Information supplied start

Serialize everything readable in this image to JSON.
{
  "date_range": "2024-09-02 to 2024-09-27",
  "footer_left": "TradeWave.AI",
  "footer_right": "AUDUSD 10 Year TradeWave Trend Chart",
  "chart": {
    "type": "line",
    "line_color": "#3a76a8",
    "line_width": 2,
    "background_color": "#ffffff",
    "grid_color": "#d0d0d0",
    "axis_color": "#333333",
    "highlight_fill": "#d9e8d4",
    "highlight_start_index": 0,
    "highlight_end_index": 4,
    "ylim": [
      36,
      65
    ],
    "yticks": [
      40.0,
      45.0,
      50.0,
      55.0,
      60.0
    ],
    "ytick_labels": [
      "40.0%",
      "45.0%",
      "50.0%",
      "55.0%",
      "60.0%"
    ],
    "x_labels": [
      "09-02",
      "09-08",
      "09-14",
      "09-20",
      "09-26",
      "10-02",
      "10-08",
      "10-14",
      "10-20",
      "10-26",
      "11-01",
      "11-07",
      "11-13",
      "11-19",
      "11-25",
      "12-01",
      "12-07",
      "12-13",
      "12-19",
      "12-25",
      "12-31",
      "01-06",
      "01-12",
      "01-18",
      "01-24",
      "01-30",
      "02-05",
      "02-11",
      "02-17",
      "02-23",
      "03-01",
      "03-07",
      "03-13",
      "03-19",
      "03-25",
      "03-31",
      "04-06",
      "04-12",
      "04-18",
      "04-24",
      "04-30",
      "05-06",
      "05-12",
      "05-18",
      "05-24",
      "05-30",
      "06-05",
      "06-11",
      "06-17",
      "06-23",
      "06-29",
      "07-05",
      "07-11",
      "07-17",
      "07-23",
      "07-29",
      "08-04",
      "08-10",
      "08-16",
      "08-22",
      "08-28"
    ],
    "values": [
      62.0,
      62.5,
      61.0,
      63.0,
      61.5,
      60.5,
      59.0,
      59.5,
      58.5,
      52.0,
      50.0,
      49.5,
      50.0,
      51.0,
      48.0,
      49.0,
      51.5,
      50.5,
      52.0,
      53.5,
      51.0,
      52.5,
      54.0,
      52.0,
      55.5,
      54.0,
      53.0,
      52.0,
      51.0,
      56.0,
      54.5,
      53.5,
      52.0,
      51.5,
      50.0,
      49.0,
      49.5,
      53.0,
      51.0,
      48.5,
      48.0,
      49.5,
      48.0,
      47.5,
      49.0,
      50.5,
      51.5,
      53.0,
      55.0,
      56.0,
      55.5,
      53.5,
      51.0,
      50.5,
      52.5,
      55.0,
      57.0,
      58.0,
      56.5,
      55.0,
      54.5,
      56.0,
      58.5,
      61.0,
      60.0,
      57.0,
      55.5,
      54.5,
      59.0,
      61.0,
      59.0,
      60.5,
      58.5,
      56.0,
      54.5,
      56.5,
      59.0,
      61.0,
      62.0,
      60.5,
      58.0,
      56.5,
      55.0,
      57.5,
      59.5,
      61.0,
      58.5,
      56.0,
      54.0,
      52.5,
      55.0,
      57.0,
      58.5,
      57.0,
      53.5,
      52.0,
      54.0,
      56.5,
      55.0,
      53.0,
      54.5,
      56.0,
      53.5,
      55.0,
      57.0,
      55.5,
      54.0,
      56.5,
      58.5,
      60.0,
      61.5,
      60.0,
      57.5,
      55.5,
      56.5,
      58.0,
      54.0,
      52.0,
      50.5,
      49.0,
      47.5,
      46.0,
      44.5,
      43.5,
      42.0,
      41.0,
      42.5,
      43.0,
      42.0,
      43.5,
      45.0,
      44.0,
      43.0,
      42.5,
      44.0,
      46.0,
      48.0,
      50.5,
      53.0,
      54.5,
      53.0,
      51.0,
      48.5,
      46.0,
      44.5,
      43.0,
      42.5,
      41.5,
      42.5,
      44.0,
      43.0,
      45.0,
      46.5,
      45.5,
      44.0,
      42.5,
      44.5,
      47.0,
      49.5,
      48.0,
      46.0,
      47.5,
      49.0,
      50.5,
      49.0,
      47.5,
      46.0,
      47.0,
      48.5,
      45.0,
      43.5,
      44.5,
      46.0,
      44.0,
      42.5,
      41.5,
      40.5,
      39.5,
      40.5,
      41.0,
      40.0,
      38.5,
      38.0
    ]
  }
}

Information supplied end

Provide all the records again, word for word.

Finished task
Serialize everything readable in this image to JSON.
{
  "date_range": "2024-09-02 to 2024-09-27",
  "footer_left": "TradeWave.AI",
  "footer_right": "AUDUSD 10 Year TradeWave Trend Chart",
  "chart": {
    "type": "line",
    "line_color": "#3a76a8",
    "line_width": 2,
    "background_color": "#ffffff",
    "grid_color": "#d0d0d0",
    "axis_color": "#333333",
    "highlight_fill": "#d9e8d4",
    "highlight_start_index": 0,
    "highlight_end_index": 4,
    "ylim": [
      36,
      65
    ],
    "yticks": [
      40.0,
      45.0,
      50.0,
      55.0,
      60.0
    ],
    "ytick_labels": [
      "40.0%",
      "45.0%",
      "50.0%",
      "55.0%",
      "60.0%"
    ],
    "x_labels": [
      "09-02",
      "09-08",
      "09-14",
      "09-20",
      "09-26",
      "10-02",
      "10-08",
      "10-14",
      "10-20",
      "10-26",
      "11-01",
      "11-07",
      "11-13",
      "11-19",
      "11-25",
      "12-01",
      "12-07",
      "12-13",
      "12-19",
      "12-25",
      "12-31",
      "01-06",
      "01-12",
      "01-18",
      "01-24",
      "01-30",
      "02-05",
      "02-11",
      "02-17",
      "02-23",
      "03-01",
      "03-07",
      "03-13",
      "03-19",
      "03-25",
      "03-31",
      "04-06",
      "04-12",
      "04-18",
      "04-24",
      "04-30",
      "05-06",
      "05-12",
      "05-18",
      "05-24",
      "05-30",
      "06-05",
      "06-11",
      "06-17",
      "06-23",
      "06-29",
      "07-05",
      "07-11",
      "07-17",
      "07-23",
      "07-29",
      "08-04",
      "08-10",
      "08-16",
      "08-22",
      "08-28"
    ],
    "values": [
      62.0,
      62.5,
      61.0,
      63.0,
      61.5,
      60.5,
      59.0,
      59.5,
      58.5,
      52.0,
      50.0,
      49.5,
      50.0,
      51.0,
      48.0,
      49.0,
      51.5,
      50.5,
      52.0,
      53.5,
      51.0,
      52.5,
      54.0,
      52.0,
      55.5,
      54.0,
      53.0,
      52.0,
      51.0,
      56.0,
      54.5,
      53.5,
      52.0,
      51.5,
      50.0,
      49.0,
      49.5,
      53.0,
      51.0,
      48.5,
      48.0,
      49.5,
      48.0,
      47.5,
      49.0,
      50.5,
      51.5,
      53.0,
      55.0,
      56.0,
      55.5,
      53.5,
      51.0,
      50.5,
      52.5,
      55.0,
      57.0,
      58.0,
      56.5,
      55.0,
      54.5,
      56.0,
      58.5,
      61.0,
      60.0,
      57.0,
      55.5,
      54.5,
      59.0,
      61.0,
      59.0,
      60.5,
      58.5,
      56.0,
      54.5,
      56.5,
      59.0,
      61.0,
      62.0,
      60.5,
      58.0,
      56.5,
      55.0,
      57.5,
      59.5,
      61.0,
      58.5,
      56.0,
      54.0,
      52.5,
      55.0,
      57.0,
      58.5,
      57.0,
      53.5,
      52.0,
      54.0,
      56.5,
      55.0,
      53.0,
      54.5,
      56.0,
      53.5,
      55.0,
      57.0,
      55.5,
      54.0,
      56.5,
      58.5,
      60.0,
      61.5,
      60.0,
      57.5,
      55.5,
      56.5,
      58.0,
      54.0,
      52.0,
      50.5,
      49.0,
      47.5,
      46.0,
      44.5,
      43.5,
      42.0,
      41.0,
      42.5,
      43.0,
      42.0,
      43.5,
      45.0,
      44.0,
      43.0,
      42.5,
      44.0,
      46.0,
      48.0,
      50.5,
      53.0,
      54.5,
      53.0,
      51.0,
      48.5,
      46.0,
      44.5,
      43.0,
      42.5,
      41.5,
      42.5,
      44.0,
      43.0,
      45.0,
      46.5,
      45.5,
      44.0,
      42.5,
      44.5,
      47.0,
      49.5,
      48.0,
      46.0,
      47.5,
      49.0,
      50.5,
      49.0,
      47.5,
      46.0,
      47.0,
      48.5,
      45.0,
      43.5,
      44.5,
      46.0,
      44.0,
      42.5,
      41.5,
      40.5,
      39.5,
      40.5,
      41.0,
      40.0,
      38.5,
      38.0
    ]
  }
}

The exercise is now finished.